### EXERCISE DIRECTIONS
Restate, word for word, all of the material shown below.

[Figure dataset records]

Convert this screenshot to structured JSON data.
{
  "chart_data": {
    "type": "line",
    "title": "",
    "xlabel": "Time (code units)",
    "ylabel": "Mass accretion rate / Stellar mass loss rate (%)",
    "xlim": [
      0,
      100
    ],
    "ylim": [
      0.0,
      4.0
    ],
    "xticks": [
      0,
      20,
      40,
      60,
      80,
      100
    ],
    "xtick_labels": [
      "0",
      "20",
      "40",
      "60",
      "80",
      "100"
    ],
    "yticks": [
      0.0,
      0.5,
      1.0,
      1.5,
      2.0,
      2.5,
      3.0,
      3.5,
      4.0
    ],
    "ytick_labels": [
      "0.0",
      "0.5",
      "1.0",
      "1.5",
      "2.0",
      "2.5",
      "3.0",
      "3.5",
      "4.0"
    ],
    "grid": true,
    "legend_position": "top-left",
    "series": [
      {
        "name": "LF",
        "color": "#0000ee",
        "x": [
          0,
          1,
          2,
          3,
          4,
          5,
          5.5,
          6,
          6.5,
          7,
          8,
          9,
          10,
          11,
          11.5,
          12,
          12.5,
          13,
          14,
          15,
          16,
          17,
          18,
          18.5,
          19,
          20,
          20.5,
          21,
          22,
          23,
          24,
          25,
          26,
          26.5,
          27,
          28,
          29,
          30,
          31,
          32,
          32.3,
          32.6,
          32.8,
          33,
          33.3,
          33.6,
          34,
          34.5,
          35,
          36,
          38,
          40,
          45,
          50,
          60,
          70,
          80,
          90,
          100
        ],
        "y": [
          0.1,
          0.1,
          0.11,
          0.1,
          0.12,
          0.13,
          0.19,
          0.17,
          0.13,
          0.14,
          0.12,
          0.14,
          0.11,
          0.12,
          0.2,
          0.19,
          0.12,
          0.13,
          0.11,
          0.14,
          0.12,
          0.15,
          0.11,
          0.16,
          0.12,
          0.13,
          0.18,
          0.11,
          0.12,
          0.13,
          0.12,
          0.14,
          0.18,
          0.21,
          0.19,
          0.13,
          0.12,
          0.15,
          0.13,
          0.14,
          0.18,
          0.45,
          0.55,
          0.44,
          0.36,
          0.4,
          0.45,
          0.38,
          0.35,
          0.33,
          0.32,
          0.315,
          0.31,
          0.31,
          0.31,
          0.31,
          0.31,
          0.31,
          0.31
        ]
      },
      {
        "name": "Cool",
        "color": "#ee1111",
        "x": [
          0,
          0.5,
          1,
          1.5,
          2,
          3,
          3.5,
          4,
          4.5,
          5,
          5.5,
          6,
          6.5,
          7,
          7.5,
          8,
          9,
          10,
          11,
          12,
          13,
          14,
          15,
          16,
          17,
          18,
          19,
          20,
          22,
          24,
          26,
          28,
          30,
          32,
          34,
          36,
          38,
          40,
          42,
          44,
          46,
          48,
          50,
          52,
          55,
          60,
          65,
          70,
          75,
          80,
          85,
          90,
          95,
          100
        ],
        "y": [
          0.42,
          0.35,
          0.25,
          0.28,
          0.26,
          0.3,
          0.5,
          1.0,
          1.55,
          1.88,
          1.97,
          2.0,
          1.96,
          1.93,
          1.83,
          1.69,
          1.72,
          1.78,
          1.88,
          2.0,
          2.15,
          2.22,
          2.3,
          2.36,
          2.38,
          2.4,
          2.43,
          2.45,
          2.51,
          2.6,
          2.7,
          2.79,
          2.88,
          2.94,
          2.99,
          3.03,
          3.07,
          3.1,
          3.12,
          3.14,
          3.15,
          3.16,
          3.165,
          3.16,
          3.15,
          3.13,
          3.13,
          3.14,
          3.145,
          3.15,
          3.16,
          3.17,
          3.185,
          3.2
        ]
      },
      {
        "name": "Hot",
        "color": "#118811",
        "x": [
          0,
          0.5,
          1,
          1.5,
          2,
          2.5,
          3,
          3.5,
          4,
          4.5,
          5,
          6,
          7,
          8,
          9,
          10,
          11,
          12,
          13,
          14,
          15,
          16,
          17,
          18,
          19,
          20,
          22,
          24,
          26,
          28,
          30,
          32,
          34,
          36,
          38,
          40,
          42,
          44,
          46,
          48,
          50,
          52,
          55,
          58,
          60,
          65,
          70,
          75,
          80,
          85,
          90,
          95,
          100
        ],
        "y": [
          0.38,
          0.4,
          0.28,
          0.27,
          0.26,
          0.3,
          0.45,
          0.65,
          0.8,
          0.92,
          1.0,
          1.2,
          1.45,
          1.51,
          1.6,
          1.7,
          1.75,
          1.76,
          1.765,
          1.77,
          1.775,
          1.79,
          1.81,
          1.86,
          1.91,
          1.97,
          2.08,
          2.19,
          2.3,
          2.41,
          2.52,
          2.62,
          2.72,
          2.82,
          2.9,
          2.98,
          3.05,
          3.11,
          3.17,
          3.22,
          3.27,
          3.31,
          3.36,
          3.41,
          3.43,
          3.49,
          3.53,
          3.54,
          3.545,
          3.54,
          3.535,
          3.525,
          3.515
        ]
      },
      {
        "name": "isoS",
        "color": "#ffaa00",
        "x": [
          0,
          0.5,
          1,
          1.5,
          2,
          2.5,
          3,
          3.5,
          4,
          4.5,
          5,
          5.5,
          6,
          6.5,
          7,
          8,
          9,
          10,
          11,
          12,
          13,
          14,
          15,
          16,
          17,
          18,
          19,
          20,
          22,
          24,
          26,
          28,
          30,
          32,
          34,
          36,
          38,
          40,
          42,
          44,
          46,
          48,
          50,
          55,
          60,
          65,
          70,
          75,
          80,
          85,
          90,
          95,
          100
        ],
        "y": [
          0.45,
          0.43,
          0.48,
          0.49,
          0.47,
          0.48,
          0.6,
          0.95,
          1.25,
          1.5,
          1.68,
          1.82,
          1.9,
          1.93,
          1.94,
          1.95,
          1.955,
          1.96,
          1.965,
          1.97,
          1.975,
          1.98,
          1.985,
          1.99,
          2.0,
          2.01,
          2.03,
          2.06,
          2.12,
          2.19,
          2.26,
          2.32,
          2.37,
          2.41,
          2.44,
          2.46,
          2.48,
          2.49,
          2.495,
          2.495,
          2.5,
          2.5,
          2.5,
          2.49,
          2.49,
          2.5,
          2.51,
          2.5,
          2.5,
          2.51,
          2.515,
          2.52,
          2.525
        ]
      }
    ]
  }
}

### EXERCISE RESPONSE
Convert this screenshot to structured JSON data.
{
  "chart_data": {
    "type": "line",
    "title": "",
    "xlabel": "Time (code units)",
    "ylabel": "Mass accretion rate / Stellar mass loss rate (%)",
    "xlim": [
      0,
      100
    ],
    "ylim": [
      0.0,
      4.0
    ],
    "xticks": [
      0,
      20,
      40,
      60,
      80,
      100
    ],
    "xtick_labels": [
      "0",
      "20",
      "40",
      "60",
      "80",
      "100"
    ],
    "yticks": [
      0.0,
      0.5,
      1.0,
      1.5,
      2.0,
      2.5,
      3.0,
      3.5,
      4.0
    ],
    "ytick_labels": [
      "0.0",
      "0.5",
      "1.0",
      "1.5",
      "2.0",
      "2.5",
      "3.0",
      "3.5",
      "4.0"
    ],
    "grid": true,
    "legend_position": "top-left",
    "series": [
      {
        "name": "LF",
        "color": "#0000ee",
        "x": [
          0,
          1,
          2,
          3,
          4,
          5,
          5.5,
          6,
          6.5,
          7,
          8,
          9,
          10,
          11,
          11.5,
          12,
          12.5,
          13,
          14,
          15,
          16,
          17,
          18,
          18.5,
          19,
          20,
          20.5,
          21,
          22,
          23,
          24,
          25,
          26,
          26.5,
          27,
          28,
          29,
          30,
          31,
          32,
          32.3,
          32.6,
          32.8,
          33,
          33.3,
          33.6,
          34,
          34.5,
          35,
          36,
          38,
          40,
          45,
          50,
          60,
          70,
          80,
          90,
          100
        ],
        "y": [
          0.1,
          0.1,
          0.11,
          0.1,
          0.12,
          0.13,
          0.19,
          0.17,
          0.13,
          0.14,
          0.12,
          0.14,
          0.11,
          0.12,
          0.2,
          0.19,
          0.12,
          0.13,
          0.11,
          0.14,
          0.12,
          0.15,
          0.11,
          0.16,
          0.12,
          0.13,
          0.18,
          0.11,
          0.12,
          0.13,
          0.12,
          0.14,
          0.18,
          0.21,
          0.19,
          0.13,
          0.12,
          0.15,
          0.13,
          0.14,
          0.18,
          0.45,
          0.55,
          0.44,
          0.36,
          0.4,
          0.45,
          0.38,
          0.35,
          0.33,
          0.32,
          0.315,
          0.31,
          0.31,
          0.31,
          0.31,
          0.31,
          0.31,
          0.31
        ]
      },
      {
        "name": "Cool",
        "color": "#ee1111",
        "x": [
          0,
          0.5,
          1,
          1.5,
          2,
          3,
          3.5,
          4,
          4.5,
          5,
          5.5,
          6,
          6.5,
          7,
          7.5,
          8,
          9,
          10,
          11,
          12,
          13,
          14,
          15,
          16,
          17,
          18,
          19,
          20,
          22,
          24,
          26,
          28,
          30,
          32,
          34,
          36,
          38,
          40,
          42,
          44,
          46,
          48,
          50,
          52,
          55,
          60,
          65,
          70,
          75,
          80,
          85,
          90,
          95,
          100
        ],
        "y": [
          0.42,
          0.35,
          0.25,
          0.28,
          0.26,
          0.3,
          0.5,
          1.0,
          1.55,
          1.88,
          1.97,
          2.0,
          1.96,
          1.93,
          1.83,
          1.69,
          1.72,
          1.78,
          1.88,
          2.0,
          2.15,
          2.22,
          2.3,
          2.36,
          2.38,
          2.4,
          2.43,
          2.45,
          2.51,
          2.6,
          2.7,
          2.79,
          2.88,
          2.94,
          2.99,
          3.03,
          3.07,
          3.1,
          3.12,
          3.14,
          3.15,
          3.16,
          3.165,
          3.16,
          3.15,
          3.13,
          3.13,
          3.14,
          3.145,
          3.15,
          3.16,
          3.17,
          3.185,
          3.2
        ]
      },
      {
        "name": "Hot",
        "color": "#118811",
        "x": [
          0,
          0.5,
          1,
          1.5,
          2,
          2.5,
          3,
          3.5,
          4,
          4.5,
          5,
          6,
          7,
          8,
          9,
          10,
          11,
          12,
          13,
          14,
          15,
          16,
          17,
          18,
          19,
          20,
          22,
          24,
          26,
          28,
          30,
          32,
          34,
          36,
          38,
          40,
          42,
          44,
          46,
          48,
          50,
          52,
          55,
          58,
          60,
          65,
          70,
          75,
          80,
          85,
          90,
          95,
          100
        ],
        "y": [
          0.38,
          0.4,
          0.28,
          0.27,
          0.26,
          0.3,
          0.45,
          0.65,
          0.8,
          0.92,
          1.0,
          1.2,
          1.45,
          1.51,
          1.6,
          1.7,
          1.75,
          1.76,
          1.765,
          1.77,
          1.775,
          1.79,
          1.81,
          1.86,
          1.91,
          1.97,
          2.08,
          2.19,
          2.3,
          2.41,
          2.52,
          2.62,
          2.72,
          2.82,
          2.9,
          2.98,
          3.05,
          3.11,
          3.17,
          3.22,
          3.27,
          3.31,
          3.36,
          3.41,
          3.43,
          3.49,
          3.53,
          3.54,
          3.545,
          3.54,
          3.535,
          3.525,
          3.515
        ]
      },
      {
        "name": "isoS",
        "color": "#ffaa00",
        "x": [
          0,
          0.5,
          1,
          1.5,
          2,
          2.5,
          3,
          3.5,
          4,
          4.5,
          5,
          5.5,
          6,
          6.5,
          7,
          8,
          9,
          10,
          11,
          12,
          13,
          14,
          15,
          16,
          17,
          18,
          19,
          20,
          22,
          24,
          26,
          28,
          30,
          32,
          34,
          36,
          38,
          40,
          42,
          44,
          46,
          48,
          50,
          55,
          60,
          65,
          70,
          75,
          80,
          85,
          90,
          95,
          100
        ],
        "y": [
          0.45,
          0.43,
          0.48,
          0.49,
          0.47,
          0.48,
          0.6,
          0.95,
          1.25,
          1.5,
          1.68,
          1.82,
          1.9,
          1.93,
          1.94,
          1.95,
          1.955,
          1.96,
          1.965,
          1.97,
          1.975,
          1.98,
          1.985,
          1.99,
          2.0,
          2.01,
          2.03,
          2.06,
          2.12,
          2.19,
          2.26,
          2.32,
          2.37,
          2.41,
          2.44,
          2.46,
          2.48,
          2.49,
          2.495,
          2.495,
          2.5,
          2.5,
          2.5,
          2.49,
          2.49,
          2.5,
          2.51,
          2.5,
          2.5,
          2.51,
          2.515,
          2.52,
          2.525
        ]
      }
    ]
  }
}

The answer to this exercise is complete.